### WHAT IS EXPECTED
Determine how many lines in the data below contain "TMVA" and write only that number.

### RECORDS TO USE
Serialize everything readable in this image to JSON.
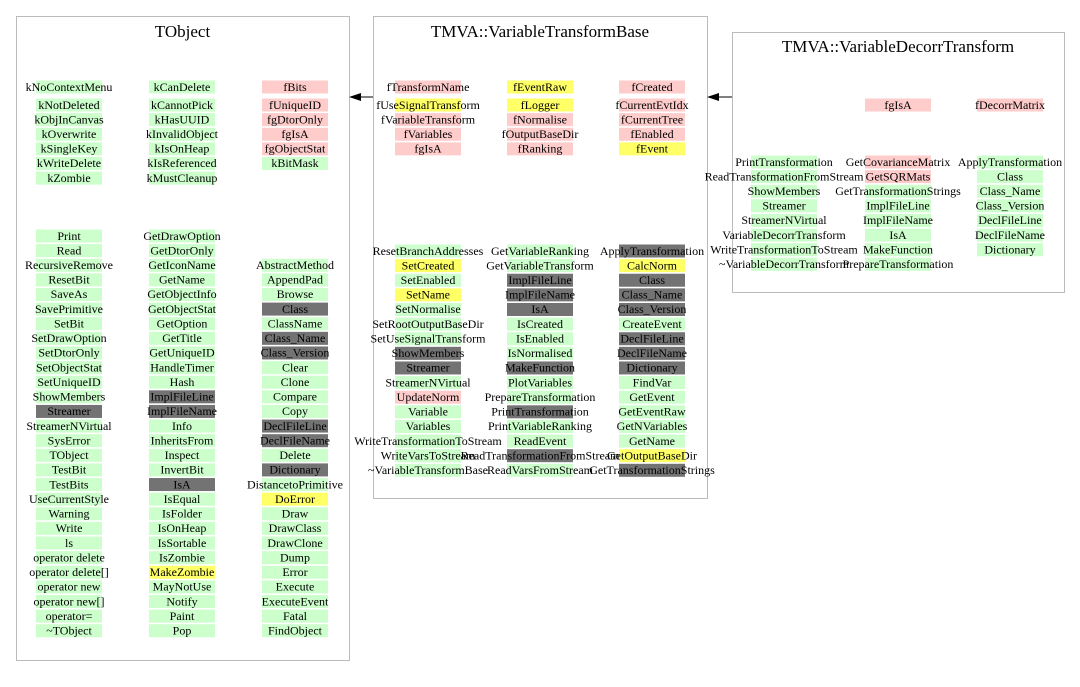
{
  "nodes": [
    {
      "title": "TObject",
      "members": [
        [
          {
            "label": "kNoContextMenu",
            "color": "#ccffcc"
          },
          {
            "label": "kNotDeleted",
            "color": "#ccffcc"
          },
          {
            "label": "kObjInCanvas",
            "color": "#ccffcc"
          },
          {
            "label": "kOverwrite",
            "color": "#ccffcc"
          },
          {
            "label": "kSingleKey",
            "color": "#ccffcc"
          },
          {
            "label": "kWriteDelete",
            "color": "#ccffcc"
          },
          {
            "label": "kZombie",
            "color": "#ccffcc"
          }
        ],
        [
          {
            "label": "kCanDelete",
            "color": "#ccffcc"
          },
          {
            "label": "kCannotPick",
            "color": "#ccffcc"
          },
          {
            "label": "kHasUUID",
            "color": "#ccffcc"
          },
          {
            "label": "kInvalidObject",
            "color": "#ccffcc"
          },
          {
            "label": "kIsOnHeap",
            "color": "#ccffcc"
          },
          {
            "label": "kIsReferenced",
            "color": "#ccffcc"
          },
          {
            "label": "kMustCleanup",
            "color": "#ccffcc"
          }
        ],
        [
          {
            "label": "fBits",
            "color": "#ffcccc"
          },
          {
            "label": "fUniqueID",
            "color": "#ffcccc"
          },
          {
            "label": "fgDtorOnly",
            "color": "#ffcccc"
          },
          {
            "label": "fgIsA",
            "color": "#ffcccc"
          },
          {
            "label": "fgObjectStat",
            "color": "#ffcccc"
          },
          {
            "label": "kBitMask",
            "color": "#ccffcc"
          }
        ]
      ],
      "methods": [
        [
          {
            "label": "Print",
            "color": "#ccffcc"
          },
          {
            "label": "Read",
            "color": "#ccffcc"
          },
          {
            "label": "RecursiveRemove",
            "color": "#ccffcc"
          },
          {
            "label": "ResetBit",
            "color": "#ccffcc"
          },
          {
            "label": "SaveAs",
            "color": "#ccffcc"
          },
          {
            "label": "SavePrimitive",
            "color": "#ccffcc"
          },
          {
            "label": "SetBit",
            "color": "#ccffcc"
          },
          {
            "label": "SetDrawOption",
            "color": "#ccffcc"
          },
          {
            "label": "SetDtorOnly",
            "color": "#ccffcc"
          },
          {
            "label": "SetObjectStat",
            "color": "#ccffcc"
          },
          {
            "label": "SetUniqueID",
            "color": "#ccffcc"
          },
          {
            "label": "ShowMembers",
            "color": "#ccffcc"
          },
          {
            "label": "Streamer",
            "color": "#737373"
          },
          {
            "label": "StreamerNVirtual",
            "color": "#ccffcc"
          },
          {
            "label": "SysError",
            "color": "#ccffcc"
          },
          {
            "label": "TObject",
            "color": "#ccffcc"
          },
          {
            "label": "TestBit",
            "color": "#ccffcc"
          },
          {
            "label": "TestBits",
            "color": "#ccffcc"
          },
          {
            "label": "UseCurrentStyle",
            "color": "#ccffcc"
          },
          {
            "label": "Warning",
            "color": "#ccffcc"
          },
          {
            "label": "Write",
            "color": "#ccffcc"
          },
          {
            "label": "ls",
            "color": "#ccffcc"
          },
          {
            "label": "operator delete",
            "color": "#ccffcc"
          },
          {
            "label": "operator delete[]",
            "color": "#ccffcc"
          },
          {
            "label": "operator new",
            "color": "#ccffcc"
          },
          {
            "label": "operator new[]",
            "color": "#ccffcc"
          },
          {
            "label": "operator=",
            "color": "#ccffcc"
          },
          {
            "label": "~TObject",
            "color": "#ccffcc"
          }
        ],
        [
          {
            "label": "GetDrawOption",
            "color": "#ccffcc"
          },
          {
            "label": "GetDtorOnly",
            "color": "#ccffcc"
          },
          {
            "label": "GetIconName",
            "color": "#ccffcc"
          },
          {
            "label": "GetName",
            "color": "#ccffcc"
          },
          {
            "label": "GetObjectInfo",
            "color": "#ccffcc"
          },
          {
            "label": "GetObjectStat",
            "color": "#ccffcc"
          },
          {
            "label": "GetOption",
            "color": "#ccffcc"
          },
          {
            "label": "GetTitle",
            "color": "#ccffcc"
          },
          {
            "label": "GetUniqueID",
            "color": "#ccffcc"
          },
          {
            "label": "HandleTimer",
            "color": "#ccffcc"
          },
          {
            "label": "Hash",
            "color": "#ccffcc"
          },
          {
            "label": "ImplFileLine",
            "color": "#737373"
          },
          {
            "label": "ImplFileName",
            "color": "#737373"
          },
          {
            "label": "Info",
            "color": "#ccffcc"
          },
          {
            "label": "InheritsFrom",
            "color": "#ccffcc"
          },
          {
            "label": "Inspect",
            "color": "#ccffcc"
          },
          {
            "label": "InvertBit",
            "color": "#ccffcc"
          },
          {
            "label": "IsA",
            "color": "#737373"
          },
          {
            "label": "IsEqual",
            "color": "#ccffcc"
          },
          {
            "label": "IsFolder",
            "color": "#ccffcc"
          },
          {
            "label": "IsOnHeap",
            "color": "#ccffcc"
          },
          {
            "label": "IsSortable",
            "color": "#ccffcc"
          },
          {
            "label": "IsZombie",
            "color": "#ccffcc"
          },
          {
            "label": "MakeZombie",
            "color": "#ffff66"
          },
          {
            "label": "MayNotUse",
            "color": "#ccffcc"
          },
          {
            "label": "Notify",
            "color": "#ccffcc"
          },
          {
            "label": "Paint",
            "color": "#ccffcc"
          },
          {
            "label": "Pop",
            "color": "#ccffcc"
          }
        ],
        [
          {
            "label": "AbstractMethod",
            "color": "#ccffcc"
          },
          {
            "label": "AppendPad",
            "color": "#ccffcc"
          },
          {
            "label": "Browse",
            "color": "#ccffcc"
          },
          {
            "label": "Class",
            "color": "#737373"
          },
          {
            "label": "ClassName",
            "color": "#ccffcc"
          },
          {
            "label": "Class_Name",
            "color": "#737373"
          },
          {
            "label": "Class_Version",
            "color": "#737373"
          },
          {
            "label": "Clear",
            "color": "#ccffcc"
          },
          {
            "label": "Clone",
            "color": "#ccffcc"
          },
          {
            "label": "Compare",
            "color": "#ccffcc"
          },
          {
            "label": "Copy",
            "color": "#ccffcc"
          },
          {
            "label": "DeclFileLine",
            "color": "#737373"
          },
          {
            "label": "DeclFileName",
            "color": "#737373"
          },
          {
            "label": "Delete",
            "color": "#ccffcc"
          },
          {
            "label": "Dictionary",
            "color": "#737373"
          },
          {
            "label": "DistancetoPrimitive",
            "color": "#ccffcc"
          },
          {
            "label": "DoError",
            "color": "#ffff66"
          },
          {
            "label": "Draw",
            "color": "#ccffcc"
          },
          {
            "label": "DrawClass",
            "color": "#ccffcc"
          },
          {
            "label": "DrawClone",
            "color": "#ccffcc"
          },
          {
            "label": "Dump",
            "color": "#ccffcc"
          },
          {
            "label": "Error",
            "color": "#ccffcc"
          },
          {
            "label": "Execute",
            "color": "#ccffcc"
          },
          {
            "label": "ExecuteEvent",
            "color": "#ccffcc"
          },
          {
            "label": "Fatal",
            "color": "#ccffcc"
          },
          {
            "label": "FindObject",
            "color": "#ccffcc"
          }
        ]
      ]
    },
    {
      "title": "TMVA::VariableTransformBase",
      "members": [
        [
          {
            "label": "fTransformName",
            "color": "#ffcccc"
          },
          {
            "label": "fUseSignalTransform",
            "color": "#ffff66"
          },
          {
            "label": "fVariableTransform",
            "color": "#ffcccc"
          },
          {
            "label": "fVariables",
            "color": "#ffcccc"
          },
          {
            "label": "fgIsA",
            "color": "#ffcccc"
          }
        ],
        [
          {
            "label": "fEventRaw",
            "color": "#ffff66"
          },
          {
            "label": "fLogger",
            "color": "#ffff66"
          },
          {
            "label": "fNormalise",
            "color": "#ffcccc"
          },
          {
            "label": "fOutputBaseDir",
            "color": "#ffcccc"
          },
          {
            "label": "fRanking",
            "color": "#ffcccc"
          }
        ],
        [
          {
            "label": "fCreated",
            "color": "#ffcccc"
          },
          {
            "label": "fCurrentEvtIdx",
            "color": "#ffcccc"
          },
          {
            "label": "fCurrentTree",
            "color": "#ffcccc"
          },
          {
            "label": "fEnabled",
            "color": "#ffcccc"
          },
          {
            "label": "fEvent",
            "color": "#ffff66"
          }
        ]
      ],
      "methods": [
        [
          {
            "label": "ResetBranchAddresses",
            "color": "#ccffcc"
          },
          {
            "label": "SetCreated",
            "color": "#ffff66"
          },
          {
            "label": "SetEnabled",
            "color": "#ccffcc"
          },
          {
            "label": "SetName",
            "color": "#ffff66"
          },
          {
            "label": "SetNormalise",
            "color": "#ccffcc"
          },
          {
            "label": "SetRootOutputBaseDir",
            "color": "#ccffcc"
          },
          {
            "label": "SetUseSignalTransform",
            "color": "#ccffcc"
          },
          {
            "label": "ShowMembers",
            "color": "#737373"
          },
          {
            "label": "Streamer",
            "color": "#737373"
          },
          {
            "label": "StreamerNVirtual",
            "color": "#ccffcc"
          },
          {
            "label": "UpdateNorm",
            "color": "#ffcccc"
          },
          {
            "label": "Variable",
            "color": "#ccffcc"
          },
          {
            "label": "Variables",
            "color": "#ccffcc"
          },
          {
            "label": "WriteTransformationToStream",
            "color": "#ccffcc"
          },
          {
            "label": "WriteVarsToStream",
            "color": "#ccffcc"
          },
          {
            "label": "~VariableTransformBase",
            "color": "#ccffcc"
          }
        ],
        [
          {
            "label": "GetVariableRanking",
            "color": "#ccffcc"
          },
          {
            "label": "GetVariableTransform",
            "color": "#ccffcc"
          },
          {
            "label": "ImplFileLine",
            "color": "#737373"
          },
          {
            "label": "ImplFileName",
            "color": "#737373"
          },
          {
            "label": "IsA",
            "color": "#737373"
          },
          {
            "label": "IsCreated",
            "color": "#ccffcc"
          },
          {
            "label": "IsEnabled",
            "color": "#ccffcc"
          },
          {
            "label": "IsNormalised",
            "color": "#ccffcc"
          },
          {
            "label": "MakeFunction",
            "color": "#737373"
          },
          {
            "label": "PlotVariables",
            "color": "#ccffcc"
          },
          {
            "label": "PrepareTransformation",
            "color": "#ccffcc"
          },
          {
            "label": "PrintTransformation",
            "color": "#737373"
          },
          {
            "label": "PrintVariableRanking",
            "color": "#ccffcc"
          },
          {
            "label": "ReadEvent",
            "color": "#ccffcc"
          },
          {
            "label": "ReadTransformationFromStream",
            "color": "#737373"
          },
          {
            "label": "ReadVarsFromStream",
            "color": "#ccffcc"
          }
        ],
        [
          {
            "label": "ApplyTransformation",
            "color": "#737373"
          },
          {
            "label": "CalcNorm",
            "color": "#ffff66"
          },
          {
            "label": "Class",
            "color": "#737373"
          },
          {
            "label": "Class_Name",
            "color": "#737373"
          },
          {
            "label": "Class_Version",
            "color": "#737373"
          },
          {
            "label": "CreateEvent",
            "color": "#ccffcc"
          },
          {
            "label": "DeclFileLine",
            "color": "#737373"
          },
          {
            "label": "DeclFileName",
            "color": "#737373"
          },
          {
            "label": "Dictionary",
            "color": "#737373"
          },
          {
            "label": "FindVar",
            "color": "#ccffcc"
          },
          {
            "label": "GetEvent",
            "color": "#ccffcc"
          },
          {
            "label": "GetEventRaw",
            "color": "#ccffcc"
          },
          {
            "label": "GetNVariables",
            "color": "#ccffcc"
          },
          {
            "label": "GetName",
            "color": "#ccffcc"
          },
          {
            "label": "GetOutputBaseDir",
            "color": "#ffff66"
          },
          {
            "label": "GetTransformationStrings",
            "color": "#737373"
          }
        ]
      ]
    },
    {
      "title": "TMVA::VariableDecorrTransform",
      "members": [
        [],
        [
          {
            "label": "fgIsA",
            "color": "#ffcccc"
          }
        ],
        [
          {
            "label": "fDecorrMatrix",
            "color": "#ffcccc"
          }
        ]
      ],
      "methods": [
        [
          {
            "label": "PrintTransformation",
            "color": "#ccffcc"
          },
          {
            "label": "ReadTransformationFromStream",
            "color": "#ccffcc"
          },
          {
            "label": "ShowMembers",
            "color": "#ccffcc"
          },
          {
            "label": "Streamer",
            "color": "#ccffcc"
          },
          {
            "label": "StreamerNVirtual",
            "color": "#ccffcc"
          },
          {
            "label": "VariableDecorrTransform",
            "color": "#ccffcc"
          },
          {
            "label": "WriteTransformationToStream",
            "color": "#ccffcc"
          },
          {
            "label": "~VariableDecorrTransform",
            "color": "#ccffcc"
          }
        ],
        [
          {
            "label": "GetCovarianceMatrix",
            "color": "#ffcccc"
          },
          {
            "label": "GetSQRMats",
            "color": "#ffcccc"
          },
          {
            "label": "GetTransformationStrings",
            "color": "#ccffcc"
          },
          {
            "label": "ImplFileLine",
            "color": "#ccffcc"
          },
          {
            "label": "ImplFileName",
            "color": "#ccffcc"
          },
          {
            "label": "IsA",
            "color": "#ccffcc"
          },
          {
            "label": "MakeFunction",
            "color": "#ccffcc"
          },
          {
            "label": "PrepareTransformation",
            "color": "#ccffcc"
          }
        ],
        [
          {
            "label": "ApplyTransformation",
            "color": "#ccffcc"
          },
          {
            "label": "Class",
            "color": "#ccffcc"
          },
          {
            "label": "Class_Name",
            "color": "#ccffcc"
          },
          {
            "label": "Class_Version",
            "color": "#ccffcc"
          },
          {
            "label": "DeclFileLine",
            "color": "#ccffcc"
          },
          {
            "label": "DeclFileName",
            "color": "#ccffcc"
          },
          {
            "label": "Dictionary",
            "color": "#ccffcc"
          }
        ]
      ]
    }
  ]
}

### RESULT OF THE TASK
2